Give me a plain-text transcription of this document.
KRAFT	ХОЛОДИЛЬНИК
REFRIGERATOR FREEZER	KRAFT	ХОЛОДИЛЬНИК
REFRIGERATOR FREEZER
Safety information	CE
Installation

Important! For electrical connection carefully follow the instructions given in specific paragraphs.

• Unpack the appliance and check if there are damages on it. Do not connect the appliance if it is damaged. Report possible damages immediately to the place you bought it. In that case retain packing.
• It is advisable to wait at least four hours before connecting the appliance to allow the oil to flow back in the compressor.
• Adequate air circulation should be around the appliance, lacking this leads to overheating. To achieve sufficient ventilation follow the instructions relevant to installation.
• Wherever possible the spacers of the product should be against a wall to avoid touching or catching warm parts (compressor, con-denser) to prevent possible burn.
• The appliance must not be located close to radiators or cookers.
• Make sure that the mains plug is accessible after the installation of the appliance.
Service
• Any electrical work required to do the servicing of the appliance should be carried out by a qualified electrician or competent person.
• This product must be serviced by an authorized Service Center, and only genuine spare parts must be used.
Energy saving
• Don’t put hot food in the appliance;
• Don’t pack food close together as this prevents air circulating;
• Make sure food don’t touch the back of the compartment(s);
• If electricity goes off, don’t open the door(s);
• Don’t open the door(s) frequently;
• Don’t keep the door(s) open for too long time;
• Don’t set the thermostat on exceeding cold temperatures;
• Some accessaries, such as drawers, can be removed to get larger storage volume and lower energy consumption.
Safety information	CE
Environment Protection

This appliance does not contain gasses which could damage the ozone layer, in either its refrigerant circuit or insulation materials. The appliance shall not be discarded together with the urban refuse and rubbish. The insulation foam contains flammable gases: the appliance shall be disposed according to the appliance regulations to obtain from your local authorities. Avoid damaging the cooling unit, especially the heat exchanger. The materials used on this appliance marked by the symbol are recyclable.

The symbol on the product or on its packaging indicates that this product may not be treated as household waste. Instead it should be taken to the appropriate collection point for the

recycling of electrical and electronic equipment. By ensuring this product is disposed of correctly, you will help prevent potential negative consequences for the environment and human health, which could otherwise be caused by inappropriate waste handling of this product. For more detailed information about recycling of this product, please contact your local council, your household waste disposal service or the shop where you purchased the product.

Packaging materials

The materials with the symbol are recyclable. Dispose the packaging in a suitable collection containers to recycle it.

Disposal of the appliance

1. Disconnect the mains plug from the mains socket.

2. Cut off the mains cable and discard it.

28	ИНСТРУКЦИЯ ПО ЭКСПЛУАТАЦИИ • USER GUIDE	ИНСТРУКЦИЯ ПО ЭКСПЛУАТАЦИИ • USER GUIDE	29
++++++
Your instructions: Print all of the entries exactly as they are written.

Worked solution:
Give me a plain-text transcription of this document.
KRAFT	ХОЛОДИЛЬНИК
REFRIGERATOR FREEZER	KRAFT	ХОЛОДИЛЬНИК
REFRIGERATOR FREEZER
Safety information	CE
Installation

Important! For electrical connection carefully follow the instructions given in specific paragraphs.

• Unpack the appliance and check if there are damages on it. Do not connect the appliance if it is damaged. Report possible damages immediately to the place you bought it. In that case retain packing.
• It is advisable to wait at least four hours before connecting the appliance to allow the oil to flow back in the compressor.
• Adequate air circulation should be around the appliance, lacking this leads to overheating. To achieve sufficient ventilation follow the instructions relevant to installation.
• Wherever possible the spacers of the product should be against a wall to avoid touching or catching warm parts (compressor, con-denser) to prevent possible burn.
• The appliance must not be located close to radiators or cookers.
• Make sure that the mains plug is accessible after the installation of the appliance.
Service
• Any electrical work required to do the servicing of the appliance should be carried out by a qualified electrician or competent person.
• This product must be serviced by an authorized Service Center, and only genuine spare parts must be used.
Energy saving
• Don’t put hot food in the appliance;
• Don’t pack food close together as this prevents air circulating;
• Make sure food don’t touch the back of the compartment(s);
• If electricity goes off, don’t open the door(s);
• Don’t open the door(s) frequently;
• Don’t keep the door(s) open for too long time;
• Don’t set the thermostat on exceeding cold temperatures;
• Some accessaries, such as drawers, can be removed to get larger storage volume and lower energy consumption.
Safety information	CE
Environment Protection

This appliance does not contain gasses which could damage the ozone layer, in either its refrigerant circuit or insulation materials. The appliance shall not be discarded together with the urban refuse and rubbish. The insulation foam contains flammable gases: the appliance shall be disposed according to the appliance regulations to obtain from your local authorities. Avoid damaging the cooling unit, especially the heat exchanger. The materials used on this appliance marked by the symbol are recyclable.

The symbol on the product or on its packaging indicates that this product may not be treated as household waste. Instead it should be taken to the appropriate collection point for the

recycling of electrical and electronic equipment. By ensuring this product is disposed of correctly, you will help prevent potential negative consequences for the environment and human health, which could otherwise be caused by inappropriate waste handling of this product. For more detailed information about recycling of this product, please contact your local council, your household waste disposal service or the shop where you purchased the product.

Packaging materials

The materials with the symbol are recyclable. Dispose the packaging in a suitable collection containers to recycle it.

Disposal of the appliance

1. Disconnect the mains plug from the mains socket.

2. Cut off the mains cable and discard it.

28	ИНСТРУКЦИЯ ПО ЭКСПЛУАТАЦИИ • USER GUIDE	ИНСТРУКЦИЯ ПО ЭКСПЛУАТАЦИИ • USER GUIDE	29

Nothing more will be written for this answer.